## [Data for this task]
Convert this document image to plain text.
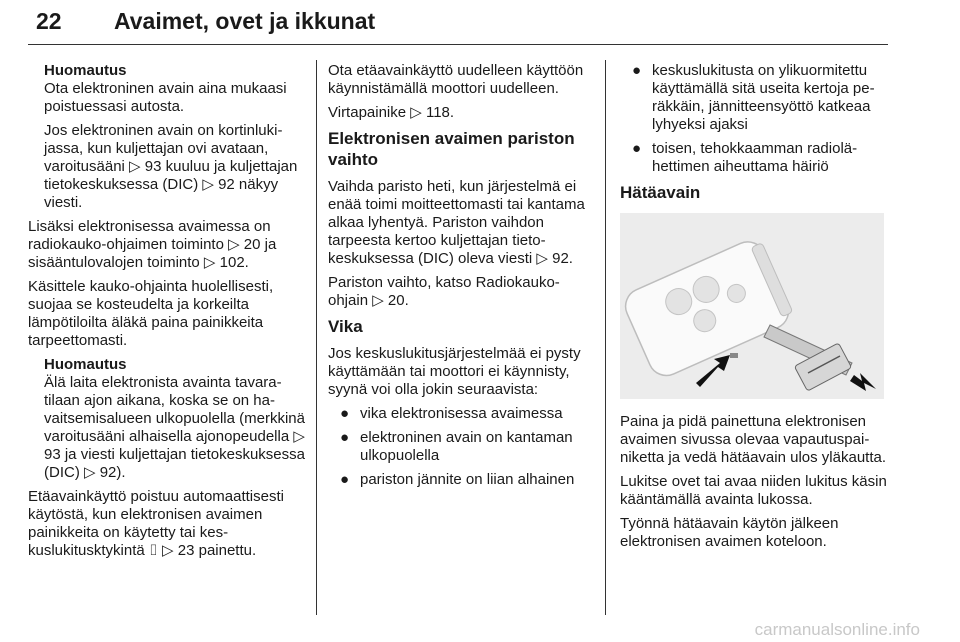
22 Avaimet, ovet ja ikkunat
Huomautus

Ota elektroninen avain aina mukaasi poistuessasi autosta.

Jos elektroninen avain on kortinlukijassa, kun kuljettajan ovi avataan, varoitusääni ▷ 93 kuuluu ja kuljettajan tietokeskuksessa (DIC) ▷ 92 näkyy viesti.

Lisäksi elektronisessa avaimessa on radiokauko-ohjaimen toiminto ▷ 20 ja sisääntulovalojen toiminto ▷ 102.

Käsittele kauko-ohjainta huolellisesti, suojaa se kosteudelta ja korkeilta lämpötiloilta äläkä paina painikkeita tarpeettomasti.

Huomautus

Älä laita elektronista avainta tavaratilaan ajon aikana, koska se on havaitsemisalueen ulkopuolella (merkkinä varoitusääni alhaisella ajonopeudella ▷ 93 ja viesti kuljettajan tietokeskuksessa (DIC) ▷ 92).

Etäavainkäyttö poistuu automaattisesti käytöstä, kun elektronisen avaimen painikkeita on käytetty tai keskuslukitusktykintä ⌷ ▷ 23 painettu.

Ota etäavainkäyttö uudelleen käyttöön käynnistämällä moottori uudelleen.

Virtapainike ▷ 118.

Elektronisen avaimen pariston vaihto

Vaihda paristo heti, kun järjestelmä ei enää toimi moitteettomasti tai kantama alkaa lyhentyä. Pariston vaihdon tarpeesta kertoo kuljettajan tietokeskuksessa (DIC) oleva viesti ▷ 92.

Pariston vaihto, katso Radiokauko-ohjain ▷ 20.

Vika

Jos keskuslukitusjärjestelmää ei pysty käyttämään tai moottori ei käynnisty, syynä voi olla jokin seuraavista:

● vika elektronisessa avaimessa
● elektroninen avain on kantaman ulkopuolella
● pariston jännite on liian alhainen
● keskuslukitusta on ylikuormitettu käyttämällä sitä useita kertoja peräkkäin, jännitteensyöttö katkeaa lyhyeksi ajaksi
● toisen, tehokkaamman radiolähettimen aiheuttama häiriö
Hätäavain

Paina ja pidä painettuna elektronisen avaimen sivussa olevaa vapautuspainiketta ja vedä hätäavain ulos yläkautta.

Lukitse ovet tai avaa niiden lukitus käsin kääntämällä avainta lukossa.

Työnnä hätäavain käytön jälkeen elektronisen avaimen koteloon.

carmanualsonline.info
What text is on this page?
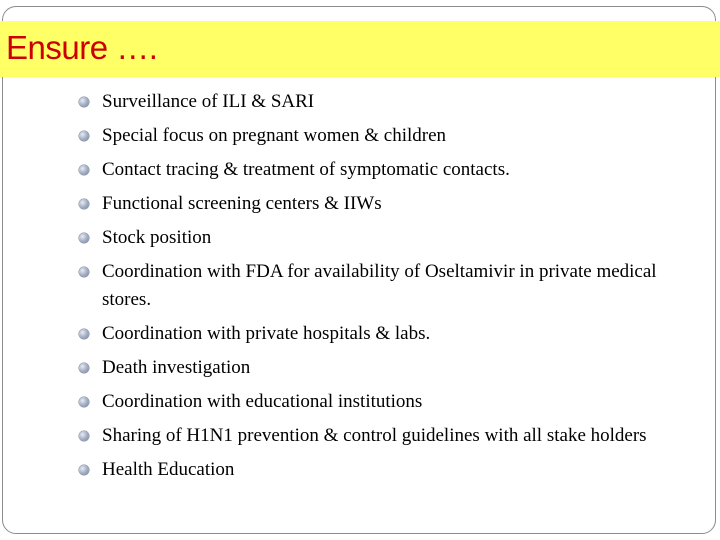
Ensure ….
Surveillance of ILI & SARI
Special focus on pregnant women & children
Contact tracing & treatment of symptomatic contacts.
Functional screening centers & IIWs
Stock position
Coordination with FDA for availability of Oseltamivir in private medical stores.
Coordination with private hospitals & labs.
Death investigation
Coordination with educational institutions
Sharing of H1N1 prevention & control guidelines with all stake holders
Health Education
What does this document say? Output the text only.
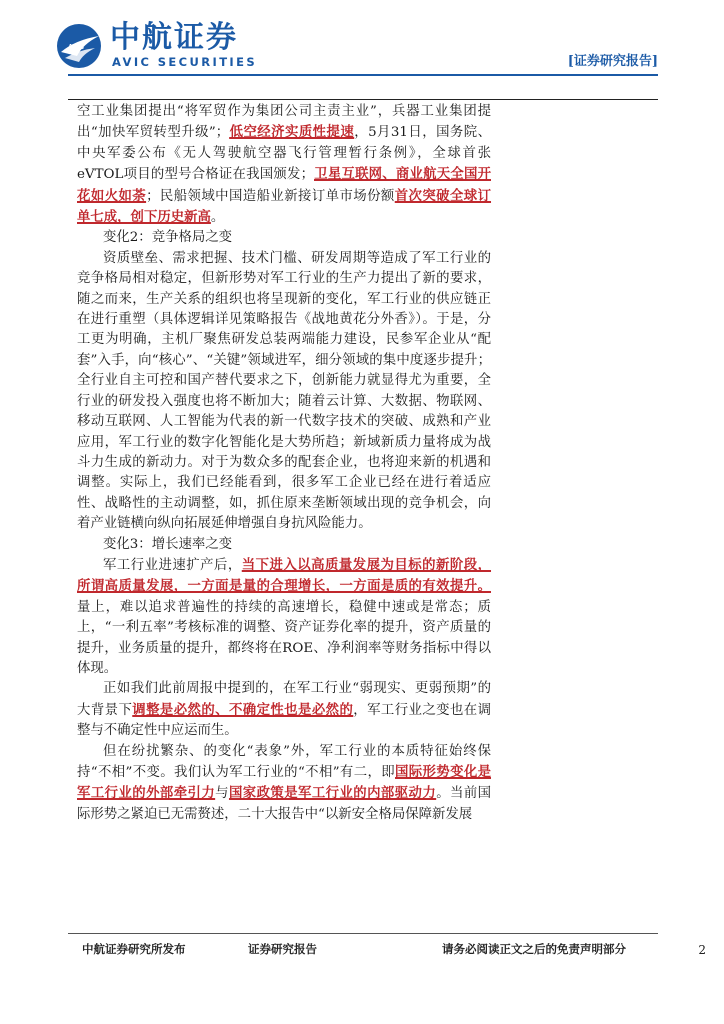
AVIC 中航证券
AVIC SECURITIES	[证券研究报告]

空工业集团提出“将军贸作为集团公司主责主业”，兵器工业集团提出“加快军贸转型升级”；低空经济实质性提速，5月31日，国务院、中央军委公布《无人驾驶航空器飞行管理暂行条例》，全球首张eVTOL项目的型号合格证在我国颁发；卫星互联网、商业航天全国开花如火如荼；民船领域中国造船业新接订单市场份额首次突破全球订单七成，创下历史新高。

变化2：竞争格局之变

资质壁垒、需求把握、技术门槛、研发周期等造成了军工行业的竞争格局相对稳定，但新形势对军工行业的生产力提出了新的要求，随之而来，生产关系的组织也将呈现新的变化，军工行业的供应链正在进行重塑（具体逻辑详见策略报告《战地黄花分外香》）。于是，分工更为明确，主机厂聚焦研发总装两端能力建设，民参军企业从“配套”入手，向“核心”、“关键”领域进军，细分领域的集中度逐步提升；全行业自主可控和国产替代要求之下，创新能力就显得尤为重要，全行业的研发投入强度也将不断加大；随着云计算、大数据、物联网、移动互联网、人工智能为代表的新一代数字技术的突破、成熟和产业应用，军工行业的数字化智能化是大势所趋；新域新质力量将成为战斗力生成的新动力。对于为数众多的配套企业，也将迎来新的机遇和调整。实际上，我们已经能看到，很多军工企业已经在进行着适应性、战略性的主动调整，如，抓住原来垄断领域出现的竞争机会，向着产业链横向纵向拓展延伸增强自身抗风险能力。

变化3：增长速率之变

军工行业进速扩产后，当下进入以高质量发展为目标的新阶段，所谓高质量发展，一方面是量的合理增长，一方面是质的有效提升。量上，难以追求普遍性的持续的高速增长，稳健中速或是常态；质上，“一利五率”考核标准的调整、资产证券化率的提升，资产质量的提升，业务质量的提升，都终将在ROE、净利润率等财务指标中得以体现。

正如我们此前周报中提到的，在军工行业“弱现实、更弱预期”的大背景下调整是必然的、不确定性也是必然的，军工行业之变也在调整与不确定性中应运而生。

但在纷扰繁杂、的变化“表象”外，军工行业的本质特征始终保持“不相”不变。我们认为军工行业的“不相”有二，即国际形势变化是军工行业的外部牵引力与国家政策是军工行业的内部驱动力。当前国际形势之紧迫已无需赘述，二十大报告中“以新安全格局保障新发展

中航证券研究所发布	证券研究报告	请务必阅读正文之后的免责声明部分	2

## [Your objective]
Your answer should be a single number: how many lines of the material contain the word "elektronisessa".

## [Answer to this exercise]
2